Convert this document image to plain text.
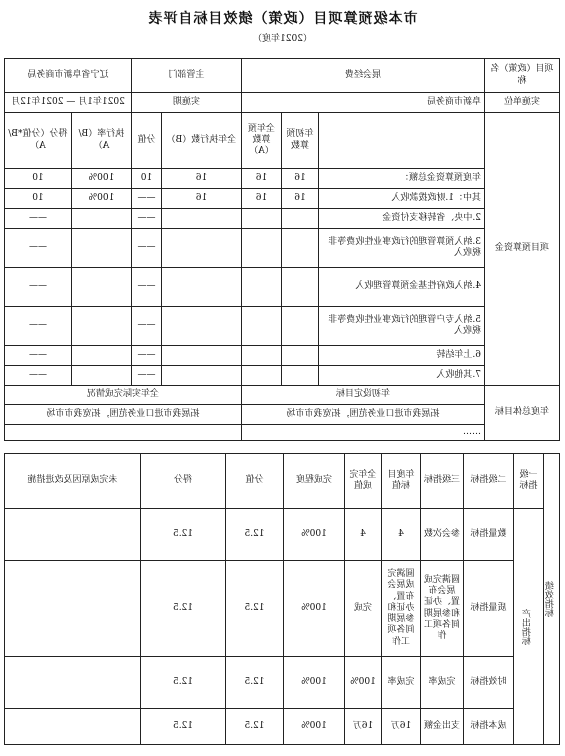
市本级预算项目（政策）绩效目标自评表
（2021年度）
项目（政策）名称	展会经费			主管部门		辽宁省阜新市商务局	
实施单位	阜新市商务局			实施期		2021年1月 — 2021年12月	
项目预算资金		年初预算数	全年预算数（A）	全年执行数（B）	分值	执行率（B/A）	得分（分值*B/A）
	年度预算资金总额：	16	16	16	10	100%	10
	其中：1.财政拨款收入	16	16	16	——	100%	10
	2.中央、省转移支付资金				——		——
	3.纳入预算管理的行政事业性收费等非税收入				——		——
	4.纳入政府性基金预算管理收入				——		——
	5.纳入专户管理的行政事业性收费等非税收入				——		——
	6.上年结转				——		——
	7.其他收入				——		——
年度总体目标	年初设定目标			全年实际完成情况			
	拓展我市进口业务范围，拓宽我市市场			拓展我市进口业务范围，拓宽我市市场			
	……						
绩效指标	一级指标	二级指标	三级指标	年度目标值	全年完成值	完成程度	分值	得分	未完成原因及改进措施
	产出指标	数量指标	参会次数	4	4	100%	12.5	12.5	
		质量指标	圆满完成展会布置、办证和参展期间各项工作	圆满完成展会布置、办证和参展期间各项工作	完成	100%	12.5	12.5	
		时效指标	完成率	完成率	100%	100%	12.5	12.5	
		成本指标	支出金额	16万	16万	100%	12.5	12.5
****************
Restate the data above exactly, stripping out each image.

## [Result below]
Convert this document image to plain text.
市本级预算项目（政策）绩效目标自评表
（2021年度）
项目（政策）名称	展会经费			主管部门		辽宁省阜新市商务局	
实施单位	阜新市商务局			实施期		2021年1月 — 2021年12月	
项目预算资金		年初预算数	全年预算数（A）	全年执行数（B）	分值	执行率（B/A）	得分（分值*B/A）
	年度预算资金总额：	16	16	16	10	100%	10
	其中：1.财政拨款收入	16	16	16	——	100%	10
	2.中央、省转移支付资金				——		——
	3.纳入预算管理的行政事业性收费等非税收入				——		——
	4.纳入政府性基金预算管理收入				——		——
	5.纳入专户管理的行政事业性收费等非税收入				——		——
	6.上年结转				——		——
	7.其他收入				——		——
年度总体目标	年初设定目标			全年实际完成情况			
	拓展我市进口业务范围，拓宽我市市场			拓展我市进口业务范围，拓宽我市市场			
	……						
绩效指标	一级指标	二级指标	三级指标	年度目标值	全年完成值	完成程度	分值	得分	未完成原因及改进措施
	产出指标	数量指标	参会次数	4	4	100%	12.5	12.5	
		质量指标	圆满完成展会布置、办证和参展期间各项工作	圆满完成展会布置、办证和参展期间各项工作	完成	100%	12.5	12.5	
		时效指标	完成率	完成率	100%	100%	12.5	12.5	
		成本指标	支出金额	16万	16万	100%	12.5	12.5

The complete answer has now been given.